**Requirements:** Do not include the pictures; repeat the rest of the data exactly.

Dataset records on visual material:
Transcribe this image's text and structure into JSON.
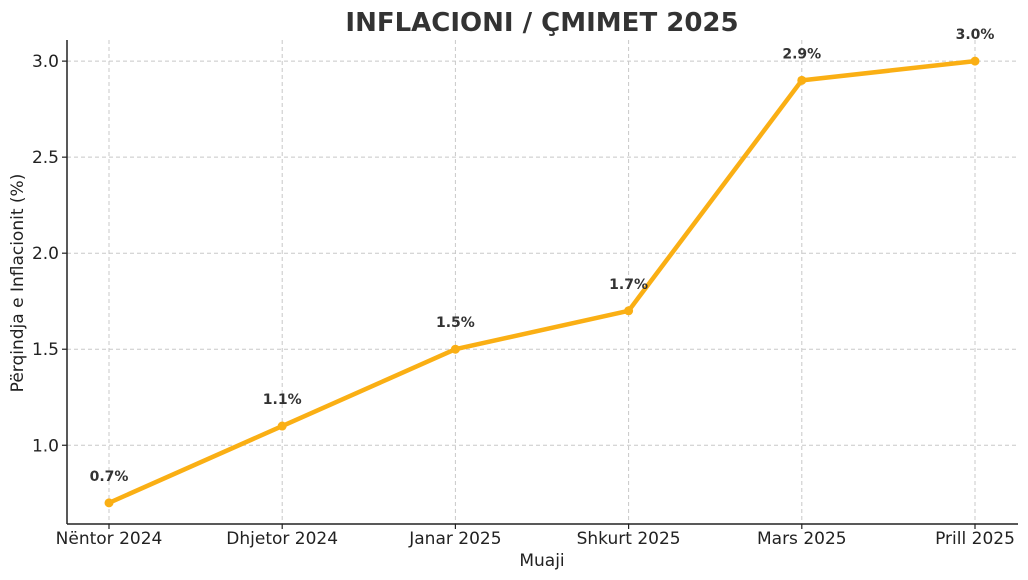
{
  "chart_data": {
    "type": "line",
    "title": "INFLACIONI / ÇMIMET 2025",
    "xlabel": "Muaji",
    "ylabel": "Përqindja e Inflacionit (%)",
    "categories": [
      "Nëntor 2024",
      "Dhjetor 2024",
      "Janar 2025",
      "Shkurt 2025",
      "Mars 2025",
      "Prill 2025"
    ],
    "series": [
      {
        "values": [
          0.7,
          1.1,
          1.5,
          1.7,
          2.9,
          3.0
        ],
        "data_labels": [
          "0.7%",
          "1.1%",
          "1.5%",
          "1.7%",
          "2.9%",
          "3.0%"
        ],
        "color": "#FAAF14"
      }
    ],
    "yticks": [
      1.0,
      1.5,
      2.0,
      2.5,
      3.0
    ],
    "ytick_labels": [
      "1.0",
      "1.5",
      "2.0",
      "2.5",
      "3.0"
    ],
    "ylim": [
      0.59,
      3.11
    ],
    "grid": true,
    "grid_style": "dashed",
    "text_color": "#333333"
  }
}
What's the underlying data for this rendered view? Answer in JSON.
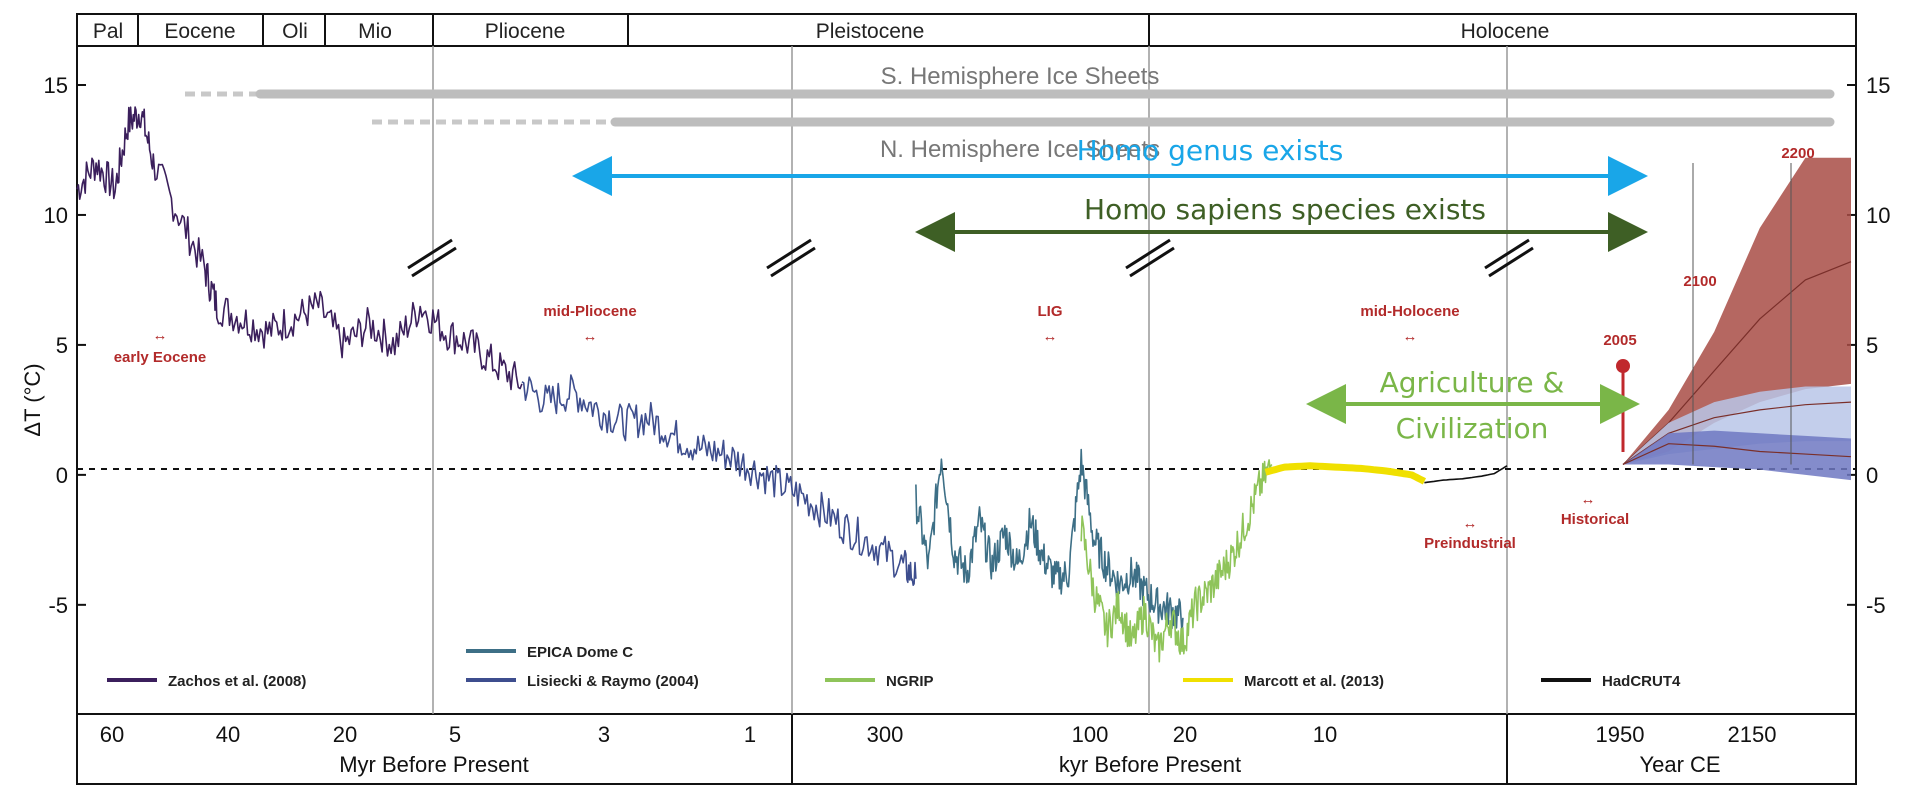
{
  "chart_data": {
    "type": "line",
    "ylabel": "ΔT (°C)",
    "ylim": [
      -9.2,
      16.5
    ],
    "y_ticks": [
      "15",
      "10",
      "5",
      "0",
      "-5"
    ],
    "right_y_ticks": [
      "15",
      "10",
      "5",
      "0",
      "-5"
    ],
    "epochs": [
      "Pal",
      "Eocene",
      "Oli",
      "Mio",
      "Pliocene",
      "Pleistocene",
      "Holocene"
    ],
    "panels": [
      {
        "xlabel": "Myr Before Present",
        "ticks": [
          "60",
          "40",
          "20",
          "5",
          "3",
          "1"
        ]
      },
      {
        "xlabel": "kyr Before Present",
        "ticks": [
          "300",
          "100",
          "20",
          "10"
        ]
      },
      {
        "xlabel": "Year CE",
        "ticks": [
          "1950",
          "2150"
        ]
      }
    ],
    "ice_sheets": [
      "S. Hemisphere Ice Sheets",
      "N. Hemisphere Ice Sheets"
    ],
    "period_labels": [
      "early Eocene",
      "mid-Pliocene",
      "LIG",
      "mid-Holocene",
      "Preindustrial",
      "Historical"
    ],
    "spans": [
      {
        "label": "Homo genus exists",
        "color": "#19a6e8"
      },
      {
        "label": "Homo sapiens species exists",
        "color": "#3e5f25"
      },
      {
        "label": "Agriculture &",
        "label2": "Civilization",
        "color": "#7ab648"
      }
    ],
    "projection_labels": [
      "2100",
      "2200",
      "2005"
    ],
    "series": [
      {
        "name": "Zachos et al. (2008)",
        "color": "#3b1f5c",
        "points": [
          [
            0,
            11
          ],
          [
            1.5,
            12
          ],
          [
            3,
            11
          ],
          [
            4,
            13.5
          ],
          [
            5,
            14
          ],
          [
            6,
            12
          ],
          [
            8,
            10
          ],
          [
            10,
            8
          ],
          [
            11,
            6.5
          ],
          [
            13,
            6
          ],
          [
            15,
            5.5
          ],
          [
            17,
            6
          ],
          [
            19,
            6.5
          ],
          [
            21,
            5
          ],
          [
            23,
            5.8
          ],
          [
            25,
            5
          ],
          [
            27,
            6.5
          ],
          [
            29,
            5.5
          ],
          [
            31,
            5
          ],
          [
            33,
            4.2
          ],
          [
            35,
            3.5
          ]
        ]
      },
      {
        "name": "Lisiecki & Raymo (2004)",
        "color": "#3e4e8e",
        "points": [
          [
            35,
            3.5
          ],
          [
            37,
            2.8
          ],
          [
            39,
            3.2
          ],
          [
            41,
            2.5
          ],
          [
            43,
            2.0
          ],
          [
            45,
            2.2
          ],
          [
            47,
            1.5
          ],
          [
            49,
            1.0
          ],
          [
            51,
            0.8
          ],
          [
            53,
            0.3
          ],
          [
            55,
            -0.3
          ],
          [
            57,
            -0.8
          ],
          [
            59,
            -1.5
          ],
          [
            61,
            -2.2
          ],
          [
            63,
            -2.8
          ],
          [
            65,
            -3.5
          ],
          [
            66,
            -4.0
          ]
        ]
      },
      {
        "name": "EPICA Dome C",
        "color": "#3d6f86",
        "points": [
          [
            66,
            -1.0
          ],
          [
            67,
            -3.5
          ],
          [
            68,
            0.8
          ],
          [
            69,
            -3.0
          ],
          [
            70,
            -3.8
          ],
          [
            71,
            -1.8
          ],
          [
            72,
            -3.5
          ],
          [
            73,
            -2.2
          ],
          [
            74,
            -3.5
          ],
          [
            75,
            -1.8
          ],
          [
            76,
            -3.2
          ],
          [
            77,
            -4.0
          ],
          [
            78,
            -3.8
          ],
          [
            79,
            0.5
          ],
          [
            80,
            -2.5
          ],
          [
            81,
            -3.5
          ],
          [
            82,
            -4.2
          ],
          [
            83,
            -3.8
          ],
          [
            84,
            -4.5
          ],
          [
            85,
            -5.0
          ],
          [
            86,
            -5.2
          ],
          [
            87,
            -5.5
          ]
        ]
      },
      {
        "name": "NGRIP",
        "color": "#8fc45a",
        "points": [
          [
            79,
            -2.0
          ],
          [
            80,
            -4.5
          ],
          [
            81,
            -6.0
          ],
          [
            82,
            -5.0
          ],
          [
            83,
            -6.5
          ],
          [
            84,
            -5.2
          ],
          [
            85,
            -6.8
          ],
          [
            86,
            -5.5
          ],
          [
            87,
            -6.5
          ],
          [
            88,
            -5.0
          ],
          [
            89,
            -4.5
          ],
          [
            90,
            -3.8
          ],
          [
            91,
            -3.0
          ],
          [
            92,
            -1.8
          ],
          [
            93,
            -0.5
          ],
          [
            94,
            0.4
          ]
        ]
      },
      {
        "name": "Marcott et al. (2013)",
        "color": "#f0e000",
        "points": [
          [
            93.5,
            0.1
          ],
          [
            95,
            0.3
          ],
          [
            97,
            0.35
          ],
          [
            99,
            0.3
          ],
          [
            101,
            0.25
          ],
          [
            103,
            0.15
          ],
          [
            105,
            0.0
          ],
          [
            106,
            -0.25
          ]
        ]
      },
      {
        "name": "HadCRUT4",
        "color": "#111111",
        "points": [
          [
            106,
            -0.3
          ],
          [
            107.5,
            -0.2
          ],
          [
            109,
            -0.15
          ],
          [
            110.5,
            -0.05
          ],
          [
            111.5,
            0.05
          ],
          [
            112.5,
            0.35
          ]
        ]
      }
    ],
    "projections": [
      {
        "color": "#a84c45",
        "upper": [
          0.4,
          2.5,
          5.5,
          9.5,
          12.2,
          12.2
        ],
        "lower": [
          0.4,
          0.9,
          2.0,
          2.8,
          3.3,
          3.5
        ],
        "mid": [
          0.4,
          2.0,
          4.0,
          6.0,
          7.5,
          8.2
        ]
      },
      {
        "color": "#b9c5e8",
        "upper": [
          0.4,
          2.0,
          2.8,
          3.2,
          3.4,
          3.4
        ],
        "lower": [
          0.4,
          0.8,
          1.0,
          1.2,
          1.3,
          1.3
        ],
        "mid": [
          0.4,
          1.6,
          2.2,
          2.5,
          2.7,
          2.8
        ]
      },
      {
        "color": "#6f78c2",
        "upper": [
          0.4,
          1.6,
          1.7,
          1.6,
          1.5,
          1.4
        ],
        "lower": [
          0.4,
          0.4,
          0.3,
          0.2,
          0.0,
          -0.2
        ],
        "mid": [
          0.4,
          1.2,
          1.1,
          0.9,
          0.8,
          0.7
        ]
      }
    ],
    "colors": {
      "period_labels": "#b22a2a",
      "axis": "#111111",
      "dashed_zero": "#111111"
    }
  }
}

**Result:**
Transcribe this image's text and structure into JSON.
{
  "chart_data": {
    "type": "line",
    "title": "INFLACIONI / ÇMIMET 2025",
    "xlabel": "Muaji",
    "ylabel": "Përqindja e Inflacionit (%)",
    "categories": [
      "Nëntor 2024",
      "Dhjetor 2024",
      "Janar 2025",
      "Shkurt 2025",
      "Mars 2025",
      "Prill 2025"
    ],
    "series": [
      {
        "values": [
          0.7,
          1.1,
          1.5,
          1.7,
          2.9,
          3.0
        ],
        "data_labels": [
          "0.7%",
          "1.1%",
          "1.5%",
          "1.7%",
          "2.9%",
          "3.0%"
        ],
        "color": "#FAAF14"
      }
    ],
    "yticks": [
      1.0,
      1.5,
      2.0,
      2.5,
      3.0
    ],
    "ytick_labels": [
      "1.0",
      "1.5",
      "2.0",
      "2.5",
      "3.0"
    ],
    "ylim": [
      0.59,
      3.11
    ],
    "grid": true,
    "grid_style": "dashed",
    "text_color": "#333333"
  }
}
What's the underlying data for this rendered view? Answer in JSON.
{
  "chart_data": {
    "type": "line",
    "ylabel": "ΔT (°C)",
    "ylim": [
      -9.2,
      16.5
    ],
    "y_ticks": [
      "15",
      "10",
      "5",
      "0",
      "-5"
    ],
    "right_y_ticks": [
      "15",
      "10",
      "5",
      "0",
      "-5"
    ],
    "epochs": [
      "Pal",
      "Eocene",
      "Oli",
      "Mio",
      "Pliocene",
      "Pleistocene",
      "Holocene"
    ],
    "panels": [
      {
        "xlabel": "Myr Before Present",
        "ticks": [
          "60",
          "40",
          "20",
          "5",
          "3",
          "1"
        ]
      },
      {
        "xlabel": "kyr Before Present",
        "ticks": [
          "300",
          "100",
          "20",
          "10"
        ]
      },
      {
        "xlabel": "Year CE",
        "ticks": [
          "1950",
          "2150"
        ]
      }
    ],
    "ice_sheets": [
      "S. Hemisphere Ice Sheets",
      "N. Hemisphere Ice Sheets"
    ],
    "period_labels": [
      "early Eocene",
      "mid-Pliocene",
      "LIG",
      "mid-Holocene",
      "Preindustrial",
      "Historical"
    ],
    "spans": [
      {
        "label": "Homo genus exists",
        "color": "#19a6e8"
      },
      {
        "label": "Homo sapiens species exists",
        "color": "#3e5f25"
      },
      {
        "label": "Agriculture &",
        "label2": "Civilization",
        "color": "#7ab648"
      }
    ],
    "projection_labels": [
      "2100",
      "2200",
      "2005"
    ],
    "series": [
      {
        "name": "Zachos et al. (2008)",
        "color": "#3b1f5c",
        "points": [
          [
            0,
            11
          ],
          [
            1.5,
            12
          ],
          [
            3,
            11
          ],
          [
            4,
            13.5
          ],
          [
            5,
            14
          ],
          [
            6,
            12
          ],
          [
            8,
            10
          ],
          [
            10,
            8
          ],
          [
            11,
            6.5
          ],
          [
            13,
            6
          ],
          [
            15,
            5.5
          ],
          [
            17,
            6
          ],
          [
            19,
            6.5
          ],
          [
            21,
            5
          ],
          [
            23,
            5.8
          ],
          [
            25,
            5
          ],
          [
            27,
            6.5
          ],
          [
            29,
            5.5
          ],
          [
            31,
            5
          ],
          [
            33,
            4.2
          ],
          [
            35,
            3.5
          ]
        ]
      },
      {
        "name": "Lisiecki & Raymo (2004)",
        "color": "#3e4e8e",
        "points": [
          [
            35,
            3.5
          ],
          [
            37,
            2.8
          ],
          [
            39,
            3.2
          ],
          [
            41,
            2.5
          ],
          [
            43,
            2.0
          ],
          [
            45,
            2.2
          ],
          [
            47,
            1.5
          ],
          [
            49,
            1.0
          ],
          [
            51,
            0.8
          ],
          [
            53,
            0.3
          ],
          [
            55,
            -0.3
          ],
          [
            57,
            -0.8
          ],
          [
            59,
            -1.5
          ],
          [
            61,
            -2.2
          ],
          [
            63,
            -2.8
          ],
          [
            65,
            -3.5
          ],
          [
            66,
            -4.0
          ]
        ]
      },
      {
        "name": "EPICA Dome C",
        "color": "#3d6f86",
        "points": [
          [
            66,
            -1.0
          ],
          [
            67,
            -3.5
          ],
          [
            68,
            0.8
          ],
          [
            69,
            -3.0
          ],
          [
            70,
            -3.8
          ],
          [
            71,
            -1.8
          ],
          [
            72,
            -3.5
          ],
          [
            73,
            -2.2
          ],
          [
            74,
            -3.5
          ],
          [
            75,
            -1.8
          ],
          [
            76,
            -3.2
          ],
          [
            77,
            -4.0
          ],
          [
            78,
            -3.8
          ],
          [
            79,
            0.5
          ],
          [
            80,
            -2.5
          ],
          [
            81,
            -3.5
          ],
          [
            82,
            -4.2
          ],
          [
            83,
            -3.8
          ],
          [
            84,
            -4.5
          ],
          [
            85,
            -5.0
          ],
          [
            86,
            -5.2
          ],
          [
            87,
            -5.5
          ]
        ]
      },
      {
        "name": "NGRIP",
        "color": "#8fc45a",
        "points": [
          [
            79,
            -2.0
          ],
          [
            80,
            -4.5
          ],
          [
            81,
            -6.0
          ],
          [
            82,
            -5.0
          ],
          [
            83,
            -6.5
          ],
          [
            84,
            -5.2
          ],
          [
            85,
            -6.8
          ],
          [
            86,
            -5.5
          ],
          [
            87,
            -6.5
          ],
          [
            88,
            -5.0
          ],
          [
            89,
            -4.5
          ],
          [
            90,
            -3.8
          ],
          [
            91,
            -3.0
          ],
          [
            92,
            -1.8
          ],
          [
            93,
            -0.5
          ],
          [
            94,
            0.4
          ]
        ]
      },
      {
        "name": "Marcott et al. (2013)",
        "color": "#f0e000",
        "points": [
          [
            93.5,
            0.1
          ],
          [
            95,
            0.3
          ],
          [
            97,
            0.35
          ],
          [
            99,
            0.3
          ],
          [
            101,
            0.25
          ],
          [
            103,
            0.15
          ],
          [
            105,
            0.0
          ],
          [
            106,
            -0.25
          ]
        ]
      },
      {
        "name": "HadCRUT4",
        "color": "#111111",
        "points": [
          [
            106,
            -0.3
          ],
          [
            107.5,
            -0.2
          ],
          [
            109,
            -0.15
          ],
          [
            110.5,
            -0.05
          ],
          [
            111.5,
            0.05
          ],
          [
            112.5,
            0.35
          ]
        ]
      }
    ],
    "projections": [
      {
        "color": "#a84c45",
        "upper": [
          0.4,
          2.5,
          5.5,
          9.5,
          12.2,
          12.2
        ],
        "lower": [
          0.4,
          0.9,
          2.0,
          2.8,
          3.3,
          3.5
        ],
        "mid": [
          0.4,
          2.0,
          4.0,
          6.0,
          7.5,
          8.2
        ]
      },
      {
        "color": "#b9c5e8",
        "upper": [
          0.4,
          2.0,
          2.8,
          3.2,
          3.4,
          3.4
        ],
        "lower": [
          0.4,
          0.8,
          1.0,
          1.2,
          1.3,
          1.3
        ],
        "mid": [
          0.4,
          1.6,
          2.2,
          2.5,
          2.7,
          2.8
        ]
      },
      {
        "color": "#6f78c2",
        "upper": [
          0.4,
          1.6,
          1.7,
          1.6,
          1.5,
          1.4
        ],
        "lower": [
          0.4,
          0.4,
          0.3,
          0.2,
          0.0,
          -0.2
        ],
        "mid": [
          0.4,
          1.2,
          1.1,
          0.9,
          0.8,
          0.7
        ]
      }
    ],
    "colors": {
      "period_labels": "#b22a2a",
      "axis": "#111111",
      "dashed_zero": "#111111"
    }
  }
}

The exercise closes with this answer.